## Description of the task
Skip the pictures and repeat each line of the data exactly.

# # # # # # #

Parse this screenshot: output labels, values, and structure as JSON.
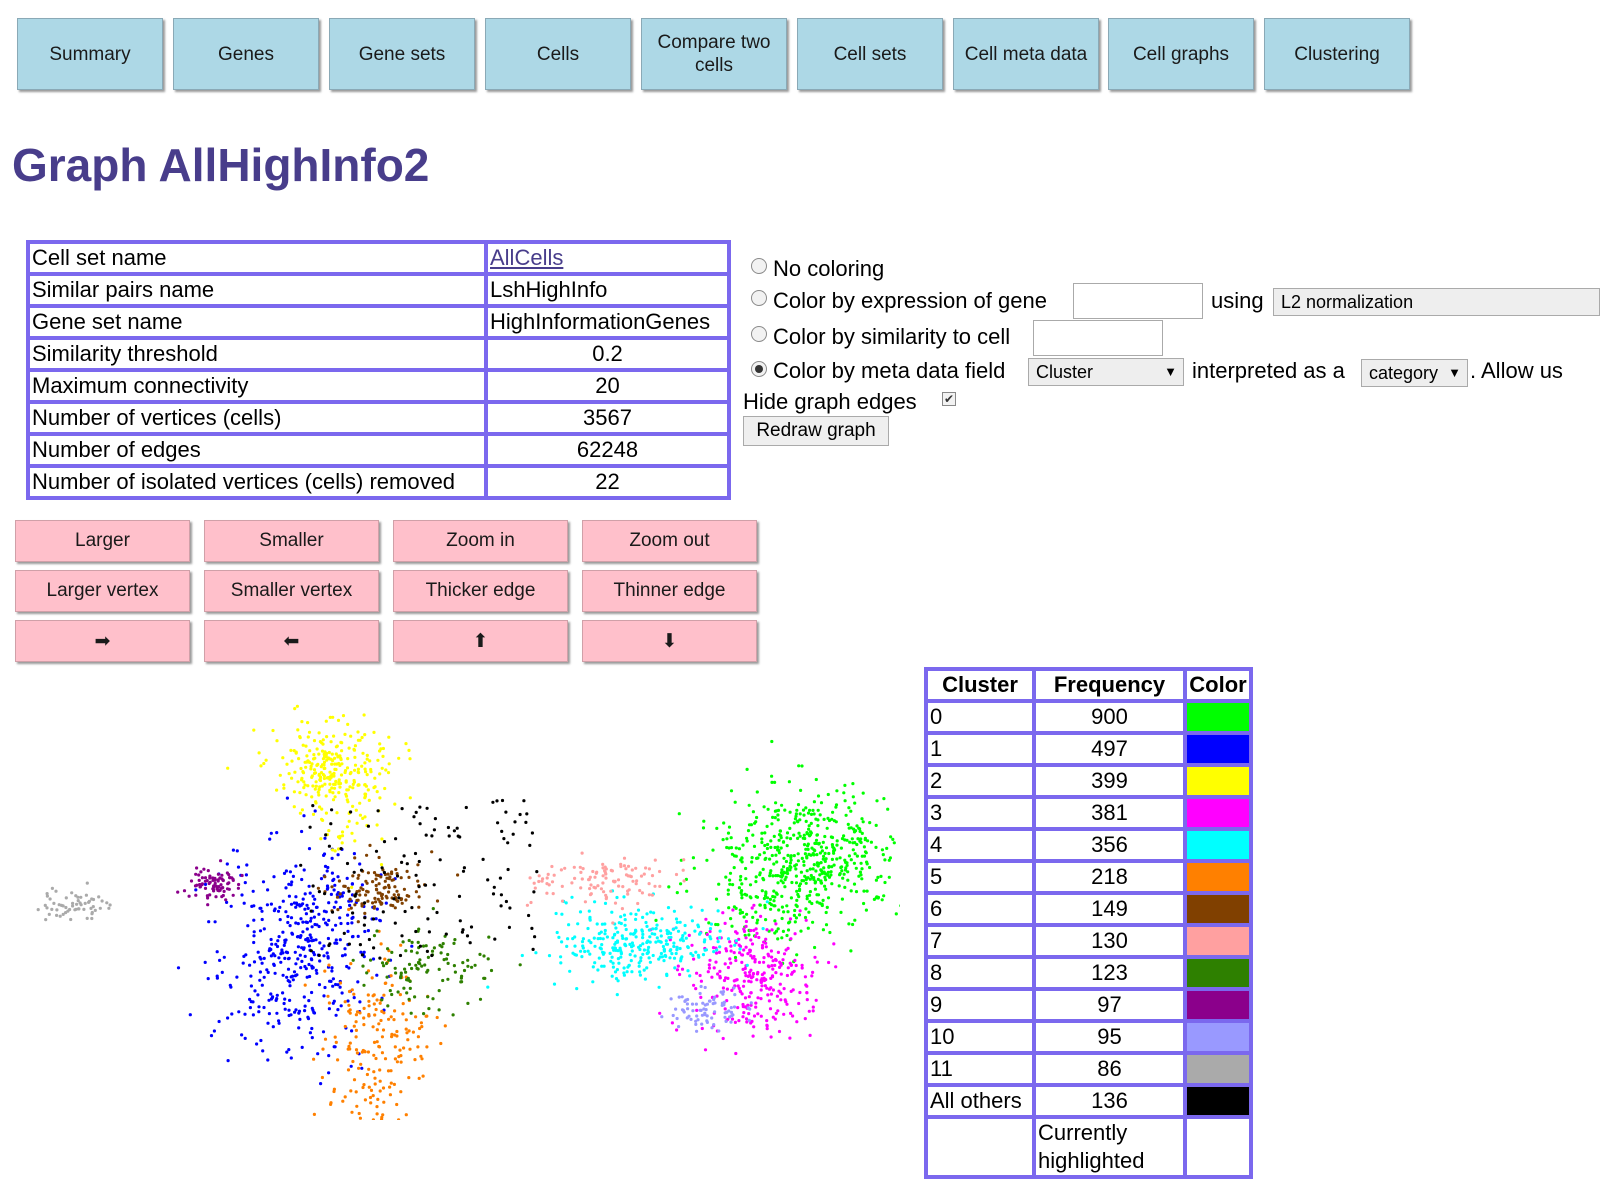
{
  "nav": [
    {
      "label": "Summary"
    },
    {
      "label": "Genes"
    },
    {
      "label": "Gene sets"
    },
    {
      "label": "Cells"
    },
    {
      "label": "Compare two cells"
    },
    {
      "label": "Cell sets"
    },
    {
      "label": "Cell meta data"
    },
    {
      "label": "Cell graphs"
    },
    {
      "label": "Clustering"
    }
  ],
  "page_title": "Graph AllHighInfo2",
  "info": [
    {
      "label": "Cell set name",
      "value": "AllCells",
      "link": true
    },
    {
      "label": "Similar pairs name",
      "value": "LshHighInfo"
    },
    {
      "label": "Gene set name",
      "value": "HighInformationGenes"
    },
    {
      "label": "Similarity threshold",
      "value": "0.2"
    },
    {
      "label": "Maximum connectivity",
      "value": "20"
    },
    {
      "label": "Number of vertices (cells)",
      "value": "3567"
    },
    {
      "label": "Number of edges",
      "value": "62248"
    },
    {
      "label": "Number of isolated vertices (cells) removed",
      "value": "22"
    }
  ],
  "coloring": {
    "no_coloring": "No coloring",
    "by_gene": "Color by expression of gene",
    "using": "using",
    "normalization": "L2 normalization",
    "by_similarity": "Color by similarity to cell",
    "by_meta": "Color by meta data field",
    "meta_field": "Cluster",
    "interpreted_as": "interpreted as a",
    "interpretation": "category",
    "allow": ". Allow us",
    "selected": "by_meta",
    "hide_edges": "Hide graph edges",
    "hide_edges_checked": true,
    "redraw": "Redraw graph"
  },
  "controls": [
    {
      "label": "Larger"
    },
    {
      "label": "Smaller"
    },
    {
      "label": "Zoom in"
    },
    {
      "label": "Zoom out"
    },
    {
      "label": "Larger vertex"
    },
    {
      "label": "Smaller vertex"
    },
    {
      "label": "Thicker edge"
    },
    {
      "label": "Thinner edge"
    },
    {
      "label": "➡",
      "icon": "right-arrow-icon"
    },
    {
      "label": "⬅",
      "icon": "left-arrow-icon"
    },
    {
      "label": "⬆",
      "icon": "up-arrow-icon"
    },
    {
      "label": "⬇",
      "icon": "down-arrow-icon"
    }
  ],
  "cluster_table": {
    "headers": [
      "Cluster",
      "Frequency",
      "Color"
    ],
    "rows": [
      {
        "cluster": "0",
        "frequency": "900",
        "color": "#00ff00"
      },
      {
        "cluster": "1",
        "frequency": "497",
        "color": "#0000ff"
      },
      {
        "cluster": "2",
        "frequency": "399",
        "color": "#ffff00"
      },
      {
        "cluster": "3",
        "frequency": "381",
        "color": "#ff00ff"
      },
      {
        "cluster": "4",
        "frequency": "356",
        "color": "#00ffff"
      },
      {
        "cluster": "5",
        "frequency": "218",
        "color": "#ff8000"
      },
      {
        "cluster": "6",
        "frequency": "149",
        "color": "#804000"
      },
      {
        "cluster": "7",
        "frequency": "130",
        "color": "#ffa0a0"
      },
      {
        "cluster": "8",
        "frequency": "123",
        "color": "#2e8000"
      },
      {
        "cluster": "9",
        "frequency": "97",
        "color": "#8b008b"
      },
      {
        "cluster": "10",
        "frequency": "95",
        "color": "#9999ff"
      },
      {
        "cluster": "11",
        "frequency": "86",
        "color": "#aaaaaa"
      },
      {
        "cluster": "All others",
        "frequency": "136",
        "color": "#000000"
      }
    ],
    "footer": "Currently highlighted"
  },
  "colors": {
    "nav_bg": "#add8e6",
    "title": "#483d8b",
    "table_border": "#7b68ee",
    "control_bg": "#ffc0cb"
  }
}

# # # # # # #

## Exercise solution
Parse this screenshot: output labels, values, and structure as JSON.
{
  "nav": [
    {
      "label": "Summary"
    },
    {
      "label": "Genes"
    },
    {
      "label": "Gene sets"
    },
    {
      "label": "Cells"
    },
    {
      "label": "Compare two cells"
    },
    {
      "label": "Cell sets"
    },
    {
      "label": "Cell meta data"
    },
    {
      "label": "Cell graphs"
    },
    {
      "label": "Clustering"
    }
  ],
  "page_title": "Graph AllHighInfo2",
  "info": [
    {
      "label": "Cell set name",
      "value": "AllCells",
      "link": true
    },
    {
      "label": "Similar pairs name",
      "value": "LshHighInfo"
    },
    {
      "label": "Gene set name",
      "value": "HighInformationGenes"
    },
    {
      "label": "Similarity threshold",
      "value": "0.2"
    },
    {
      "label": "Maximum connectivity",
      "value": "20"
    },
    {
      "label": "Number of vertices (cells)",
      "value": "3567"
    },
    {
      "label": "Number of edges",
      "value": "62248"
    },
    {
      "label": "Number of isolated vertices (cells) removed",
      "value": "22"
    }
  ],
  "coloring": {
    "no_coloring": "No coloring",
    "by_gene": "Color by expression of gene",
    "using": "using",
    "normalization": "L2 normalization",
    "by_similarity": "Color by similarity to cell",
    "by_meta": "Color by meta data field",
    "meta_field": "Cluster",
    "interpreted_as": "interpreted as a",
    "interpretation": "category",
    "allow": ". Allow us",
    "selected": "by_meta",
    "hide_edges": "Hide graph edges",
    "hide_edges_checked": true,
    "redraw": "Redraw graph"
  },
  "controls": [
    {
      "label": "Larger"
    },
    {
      "label": "Smaller"
    },
    {
      "label": "Zoom in"
    },
    {
      "label": "Zoom out"
    },
    {
      "label": "Larger vertex"
    },
    {
      "label": "Smaller vertex"
    },
    {
      "label": "Thicker edge"
    },
    {
      "label": "Thinner edge"
    },
    {
      "label": "➡",
      "icon": "right-arrow-icon"
    },
    {
      "label": "⬅",
      "icon": "left-arrow-icon"
    },
    {
      "label": "⬆",
      "icon": "up-arrow-icon"
    },
    {
      "label": "⬇",
      "icon": "down-arrow-icon"
    }
  ],
  "cluster_table": {
    "headers": [
      "Cluster",
      "Frequency",
      "Color"
    ],
    "rows": [
      {
        "cluster": "0",
        "frequency": "900",
        "color": "#00ff00"
      },
      {
        "cluster": "1",
        "frequency": "497",
        "color": "#0000ff"
      },
      {
        "cluster": "2",
        "frequency": "399",
        "color": "#ffff00"
      },
      {
        "cluster": "3",
        "frequency": "381",
        "color": "#ff00ff"
      },
      {
        "cluster": "4",
        "frequency": "356",
        "color": "#00ffff"
      },
      {
        "cluster": "5",
        "frequency": "218",
        "color": "#ff8000"
      },
      {
        "cluster": "6",
        "frequency": "149",
        "color": "#804000"
      },
      {
        "cluster": "7",
        "frequency": "130",
        "color": "#ffa0a0"
      },
      {
        "cluster": "8",
        "frequency": "123",
        "color": "#2e8000"
      },
      {
        "cluster": "9",
        "frequency": "97",
        "color": "#8b008b"
      },
      {
        "cluster": "10",
        "frequency": "95",
        "color": "#9999ff"
      },
      {
        "cluster": "11",
        "frequency": "86",
        "color": "#aaaaaa"
      },
      {
        "cluster": "All others",
        "frequency": "136",
        "color": "#000000"
      }
    ],
    "footer": "Currently highlighted"
  },
  "colors": {
    "nav_bg": "#add8e6",
    "title": "#483d8b",
    "table_border": "#7b68ee",
    "control_bg": "#ffc0cb"
  }
}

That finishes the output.